▸ PROMPT: Copy the material below line for line, keeping every character, number and symbol unchanged.

----

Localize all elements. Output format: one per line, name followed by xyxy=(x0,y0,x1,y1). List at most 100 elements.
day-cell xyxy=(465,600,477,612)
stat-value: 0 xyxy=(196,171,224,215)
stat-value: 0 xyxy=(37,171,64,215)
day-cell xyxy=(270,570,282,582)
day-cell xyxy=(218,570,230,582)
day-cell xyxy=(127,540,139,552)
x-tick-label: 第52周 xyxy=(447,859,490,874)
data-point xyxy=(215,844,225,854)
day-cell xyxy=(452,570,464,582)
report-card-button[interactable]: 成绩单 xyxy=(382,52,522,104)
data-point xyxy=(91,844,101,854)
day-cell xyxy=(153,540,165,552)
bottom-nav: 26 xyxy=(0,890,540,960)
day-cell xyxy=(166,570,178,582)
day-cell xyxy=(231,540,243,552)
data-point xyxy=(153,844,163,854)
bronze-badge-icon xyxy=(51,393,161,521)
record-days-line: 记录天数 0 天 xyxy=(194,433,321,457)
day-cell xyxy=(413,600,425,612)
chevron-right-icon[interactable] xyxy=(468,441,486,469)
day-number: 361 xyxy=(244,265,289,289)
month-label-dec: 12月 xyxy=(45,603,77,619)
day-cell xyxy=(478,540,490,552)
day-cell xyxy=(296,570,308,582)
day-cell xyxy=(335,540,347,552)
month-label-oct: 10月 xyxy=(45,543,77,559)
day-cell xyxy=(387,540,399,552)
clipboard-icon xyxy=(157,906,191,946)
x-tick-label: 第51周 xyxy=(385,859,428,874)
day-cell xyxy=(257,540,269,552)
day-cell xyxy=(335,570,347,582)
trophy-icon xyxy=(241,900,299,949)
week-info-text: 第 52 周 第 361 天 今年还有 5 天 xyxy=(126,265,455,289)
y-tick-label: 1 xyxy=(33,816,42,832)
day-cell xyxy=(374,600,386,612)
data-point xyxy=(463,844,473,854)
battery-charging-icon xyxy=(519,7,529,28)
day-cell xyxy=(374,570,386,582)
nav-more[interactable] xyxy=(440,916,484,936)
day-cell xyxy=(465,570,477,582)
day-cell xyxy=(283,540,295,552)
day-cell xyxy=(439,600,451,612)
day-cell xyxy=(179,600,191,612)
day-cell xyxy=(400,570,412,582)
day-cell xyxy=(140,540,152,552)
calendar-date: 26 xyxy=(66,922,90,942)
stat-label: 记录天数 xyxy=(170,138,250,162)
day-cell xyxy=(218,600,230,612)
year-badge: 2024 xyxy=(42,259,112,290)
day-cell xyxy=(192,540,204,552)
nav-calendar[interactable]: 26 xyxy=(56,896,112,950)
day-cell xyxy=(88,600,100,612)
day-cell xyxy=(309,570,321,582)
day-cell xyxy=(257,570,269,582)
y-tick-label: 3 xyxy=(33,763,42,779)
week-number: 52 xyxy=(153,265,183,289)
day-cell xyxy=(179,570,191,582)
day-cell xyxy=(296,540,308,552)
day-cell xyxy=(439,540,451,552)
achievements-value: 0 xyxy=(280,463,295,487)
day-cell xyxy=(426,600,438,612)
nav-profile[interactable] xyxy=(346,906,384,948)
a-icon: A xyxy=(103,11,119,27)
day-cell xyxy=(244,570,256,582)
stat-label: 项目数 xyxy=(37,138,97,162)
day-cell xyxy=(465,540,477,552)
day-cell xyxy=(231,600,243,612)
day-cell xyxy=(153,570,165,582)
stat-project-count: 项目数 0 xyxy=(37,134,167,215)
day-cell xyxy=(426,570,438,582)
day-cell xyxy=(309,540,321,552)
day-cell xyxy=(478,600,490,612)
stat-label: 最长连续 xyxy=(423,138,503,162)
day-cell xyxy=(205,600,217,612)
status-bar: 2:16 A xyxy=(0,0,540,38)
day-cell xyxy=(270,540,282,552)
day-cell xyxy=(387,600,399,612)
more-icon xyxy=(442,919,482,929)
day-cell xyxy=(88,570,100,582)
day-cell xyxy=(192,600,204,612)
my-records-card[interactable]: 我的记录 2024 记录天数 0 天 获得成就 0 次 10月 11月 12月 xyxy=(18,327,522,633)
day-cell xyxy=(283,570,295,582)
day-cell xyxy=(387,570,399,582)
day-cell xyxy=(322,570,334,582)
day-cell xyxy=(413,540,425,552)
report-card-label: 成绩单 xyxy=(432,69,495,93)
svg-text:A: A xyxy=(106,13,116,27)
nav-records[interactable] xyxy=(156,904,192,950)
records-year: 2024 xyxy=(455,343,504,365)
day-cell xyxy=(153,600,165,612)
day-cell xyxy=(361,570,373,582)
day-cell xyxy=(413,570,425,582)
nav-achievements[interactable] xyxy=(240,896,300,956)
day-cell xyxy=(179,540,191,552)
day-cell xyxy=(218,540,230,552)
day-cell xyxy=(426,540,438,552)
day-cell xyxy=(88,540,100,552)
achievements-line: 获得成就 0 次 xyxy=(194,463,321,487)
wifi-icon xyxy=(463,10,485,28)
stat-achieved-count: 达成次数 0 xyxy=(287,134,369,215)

----

▸ RESULT:
Localize all elements. Output format: one per line, name followed by xyxy=(x0,y0,x1,y1). List at most 100 elements.
day-cell xyxy=(465,600,477,612)
stat-value: 0 xyxy=(196,171,224,215)
stat-value: 0 xyxy=(37,171,64,215)
day-cell xyxy=(270,570,282,582)
day-cell xyxy=(218,570,230,582)
day-cell xyxy=(127,540,139,552)
x-tick-label: 第52周 xyxy=(447,859,490,874)
data-point xyxy=(215,844,225,854)
day-cell xyxy=(452,570,464,582)
report-card-button[interactable]: 成绩单 xyxy=(382,52,522,104)
data-point xyxy=(91,844,101,854)
day-cell xyxy=(153,540,165,552)
bottom-nav: 26 xyxy=(0,890,540,960)
day-cell xyxy=(166,570,178,582)
day-cell xyxy=(231,540,243,552)
data-point xyxy=(153,844,163,854)
bronze-badge-icon xyxy=(51,393,161,521)
record-days-line: 记录天数 0 天 xyxy=(194,433,321,457)
day-cell xyxy=(413,600,425,612)
chevron-right-icon[interactable] xyxy=(468,441,486,469)
day-number: 361 xyxy=(244,265,289,289)
month-label-dec: 12月 xyxy=(45,603,77,619)
day-cell xyxy=(478,540,490,552)
day-cell xyxy=(296,570,308,582)
day-cell xyxy=(335,540,347,552)
month-label-oct: 10月 xyxy=(45,543,77,559)
day-cell xyxy=(387,540,399,552)
clipboard-icon xyxy=(157,906,191,946)
x-tick-label: 第51周 xyxy=(385,859,428,874)
day-cell xyxy=(257,540,269,552)
day-cell xyxy=(335,570,347,582)
trophy-icon xyxy=(241,900,299,949)
week-info-text: 第 52 周 第 361 天 今年还有 5 天 xyxy=(126,265,455,289)
y-tick-label: 1 xyxy=(33,816,42,832)
day-cell xyxy=(374,600,386,612)
data-point xyxy=(463,844,473,854)
battery-charging-icon xyxy=(519,7,529,28)
day-cell xyxy=(374,570,386,582)
nav-more[interactable] xyxy=(440,916,484,936)
day-cell xyxy=(465,570,477,582)
day-cell xyxy=(283,540,295,552)
day-cell xyxy=(439,600,451,612)
day-cell xyxy=(179,600,191,612)
day-cell xyxy=(400,570,412,582)
day-cell xyxy=(140,540,152,552)
calendar-date: 26 xyxy=(66,922,90,942)
stat-label: 记录天数 xyxy=(170,138,250,162)
day-cell xyxy=(218,600,230,612)
year-badge: 2024 xyxy=(42,259,112,290)
day-cell xyxy=(192,540,204,552)
nav-calendar[interactable]: 26 xyxy=(56,896,112,950)
day-cell xyxy=(88,600,100,612)
day-cell xyxy=(309,570,321,582)
day-cell xyxy=(257,570,269,582)
y-tick-label: 3 xyxy=(33,763,42,779)
week-number: 52 xyxy=(153,265,183,289)
day-cell xyxy=(179,570,191,582)
day-cell xyxy=(296,540,308,552)
day-cell xyxy=(439,540,451,552)
achievements-value: 0 xyxy=(280,463,295,487)
day-cell xyxy=(426,600,438,612)
nav-profile[interactable] xyxy=(346,906,384,948)
a-icon: A xyxy=(103,11,119,27)
day-cell xyxy=(244,570,256,582)
stat-label: 项目数 xyxy=(37,138,97,162)
day-cell xyxy=(465,540,477,552)
day-cell xyxy=(231,600,243,612)
day-cell xyxy=(153,570,165,582)
stat-project-count: 项目数 0 xyxy=(37,134,167,215)
day-cell xyxy=(426,570,438,582)
day-cell xyxy=(309,540,321,552)
day-cell xyxy=(478,600,490,612)
stat-label: 最长连续 xyxy=(423,138,503,162)
day-cell xyxy=(205,600,217,612)
status-bar: 2:16 A xyxy=(0,0,540,38)
day-cell xyxy=(270,540,282,552)
day-cell xyxy=(387,600,399,612)
more-icon xyxy=(442,919,482,929)
day-cell xyxy=(88,570,100,582)
day-cell xyxy=(192,600,204,612)
my-records-card[interactable]: 我的记录 2024 记录天数 0 天 获得成就 0 次 10月 11月 12月 xyxy=(18,327,522,633)
day-cell xyxy=(283,570,295,582)
day-cell xyxy=(387,570,399,582)
day-cell xyxy=(322,570,334,582)
day-cell xyxy=(413,540,425,552)
report-card-label: 成绩单 xyxy=(432,69,495,93)
svg-text:A: A xyxy=(106,13,116,27)
nav-records[interactable] xyxy=(156,904,192,950)
records-year: 2024 xyxy=(455,343,504,365)
day-cell xyxy=(153,600,165,612)
day-cell xyxy=(361,570,373,582)
day-cell xyxy=(413,570,425,582)
nav-achievements[interactable] xyxy=(240,896,300,956)
day-cell xyxy=(179,540,191,552)
day-cell xyxy=(218,540,230,552)
day-cell xyxy=(426,540,438,552)
day-cell xyxy=(88,540,100,552)
achievements-line: 获得成就 0 次 xyxy=(194,463,321,487)
wifi-icon xyxy=(463,10,485,28)
stat-achieved-count: 达成次数 0 xyxy=(287,134,369,215)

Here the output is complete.